- Stated problem -
Give back all the data exactly, line by line.

- Data for the task -
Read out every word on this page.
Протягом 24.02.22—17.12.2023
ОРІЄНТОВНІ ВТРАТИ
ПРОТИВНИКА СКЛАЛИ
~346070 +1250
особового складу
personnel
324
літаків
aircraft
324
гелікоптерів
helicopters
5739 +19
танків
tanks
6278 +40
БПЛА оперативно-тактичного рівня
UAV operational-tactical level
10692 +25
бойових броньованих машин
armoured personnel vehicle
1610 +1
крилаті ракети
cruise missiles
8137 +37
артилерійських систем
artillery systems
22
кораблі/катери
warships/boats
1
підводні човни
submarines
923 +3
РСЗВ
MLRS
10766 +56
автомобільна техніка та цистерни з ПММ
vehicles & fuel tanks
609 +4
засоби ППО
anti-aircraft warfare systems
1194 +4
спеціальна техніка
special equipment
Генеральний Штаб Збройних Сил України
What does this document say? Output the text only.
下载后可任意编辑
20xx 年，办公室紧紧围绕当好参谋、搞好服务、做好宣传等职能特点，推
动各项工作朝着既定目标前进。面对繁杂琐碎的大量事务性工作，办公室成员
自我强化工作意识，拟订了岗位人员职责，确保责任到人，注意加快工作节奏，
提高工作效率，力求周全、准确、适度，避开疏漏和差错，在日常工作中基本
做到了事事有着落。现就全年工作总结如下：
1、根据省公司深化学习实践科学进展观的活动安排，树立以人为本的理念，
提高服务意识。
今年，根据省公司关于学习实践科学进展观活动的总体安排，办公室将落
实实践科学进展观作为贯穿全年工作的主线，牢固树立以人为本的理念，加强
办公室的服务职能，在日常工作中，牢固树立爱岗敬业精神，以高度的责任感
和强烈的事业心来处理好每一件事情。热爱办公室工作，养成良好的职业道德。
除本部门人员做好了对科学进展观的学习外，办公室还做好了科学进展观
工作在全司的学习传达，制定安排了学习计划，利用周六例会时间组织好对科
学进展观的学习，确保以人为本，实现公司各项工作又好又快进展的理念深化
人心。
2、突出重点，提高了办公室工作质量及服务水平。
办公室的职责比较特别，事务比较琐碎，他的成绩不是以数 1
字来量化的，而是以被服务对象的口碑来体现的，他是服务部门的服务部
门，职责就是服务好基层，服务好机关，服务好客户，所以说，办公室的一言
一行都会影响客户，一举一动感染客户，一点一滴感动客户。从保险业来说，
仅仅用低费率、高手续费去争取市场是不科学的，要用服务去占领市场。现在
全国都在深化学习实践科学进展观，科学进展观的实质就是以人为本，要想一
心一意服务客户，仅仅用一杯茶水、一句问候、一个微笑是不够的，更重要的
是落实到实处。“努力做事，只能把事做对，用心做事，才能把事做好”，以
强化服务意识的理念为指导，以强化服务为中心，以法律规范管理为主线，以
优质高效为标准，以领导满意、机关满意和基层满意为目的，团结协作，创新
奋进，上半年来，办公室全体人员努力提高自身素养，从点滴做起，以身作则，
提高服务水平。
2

- Exercise response -
Read out every word on this page.
Протягом 24.02.22—17.12.2023
ОРІЄНТОВНІ ВТРАТИ
ПРОТИВНИКА СКЛАЛИ
~346070 +1250
особового складу
personnel
324
літаків
aircraft
324
гелікоптерів
helicopters
5739 +19
танків
tanks
6278 +40
БПЛА оперативно-тактичного рівня
UAV operational-tactical level
10692 +25
бойових броньованих машин
armoured personnel vehicle
1610 +1
крилаті ракети
cruise missiles
8137 +37
артилерійських систем
artillery systems
22
кораблі/катери
warships/boats
1
підводні човни
submarines
923 +3
РСЗВ
MLRS
10766 +56
автомобільна техніка та цистерни з ПММ
vehicles & fuel tanks
609 +4
засоби ППО
anti-aircraft warfare systems
1194 +4
спеціальна техніка
special equipment
Генеральний Штаб Збройних Сил України
What does this document say? Output the text only.
下载后可任意编辑
20xx 年，办公室紧紧围绕当好参谋、搞好服务、做好宣传等职能特点，推
动各项工作朝着既定目标前进。面对繁杂琐碎的大量事务性工作，办公室成员
自我强化工作意识，拟订了岗位人员职责，确保责任到人，注意加快工作节奏，
提高工作效率，力求周全、准确、适度，避开疏漏和差错，在日常工作中基本
做到了事事有着落。现就全年工作总结如下：
1、根据省公司深化学习实践科学进展观的活动安排，树立以人为本的理念，
提高服务意识。
今年，根据省公司关于学习实践科学进展观活动的总体安排，办公室将落
实实践科学进展观作为贯穿全年工作的主线，牢固树立以人为本的理念，加强
办公室的服务职能，在日常工作中，牢固树立爱岗敬业精神，以高度的责任感
和强烈的事业心来处理好每一件事情。热爱办公室工作，养成良好的职业道德。
除本部门人员做好了对科学进展观的学习外，办公室还做好了科学进展观
工作在全司的学习传达，制定安排了学习计划，利用周六例会时间组织好对科
学进展观的学习，确保以人为本，实现公司各项工作又好又快进展的理念深化
人心。
2、突出重点，提高了办公室工作质量及服务水平。
办公室的职责比较特别，事务比较琐碎，他的成绩不是以数 1
字来量化的，而是以被服务对象的口碑来体现的，他是服务部门的服务部
门，职责就是服务好基层，服务好机关，服务好客户，所以说，办公室的一言
一行都会影响客户，一举一动感染客户，一点一滴感动客户。从保险业来说，
仅仅用低费率、高手续费去争取市场是不科学的，要用服务去占领市场。现在
全国都在深化学习实践科学进展观，科学进展观的实质就是以人为本，要想一
心一意服务客户，仅仅用一杯茶水、一句问候、一个微笑是不够的，更重要的
是落实到实处。“努力做事，只能把事做对，用心做事，才能把事做好”，以
强化服务意识的理念为指导，以强化服务为中心，以法律规范管理为主线，以
优质高效为标准，以领导满意、机关满意和基层满意为目的，团结协作，创新
奋进，上半年来，办公室全体人员努力提高自身素养，从点滴做起，以身作则，
提高服务水平。
2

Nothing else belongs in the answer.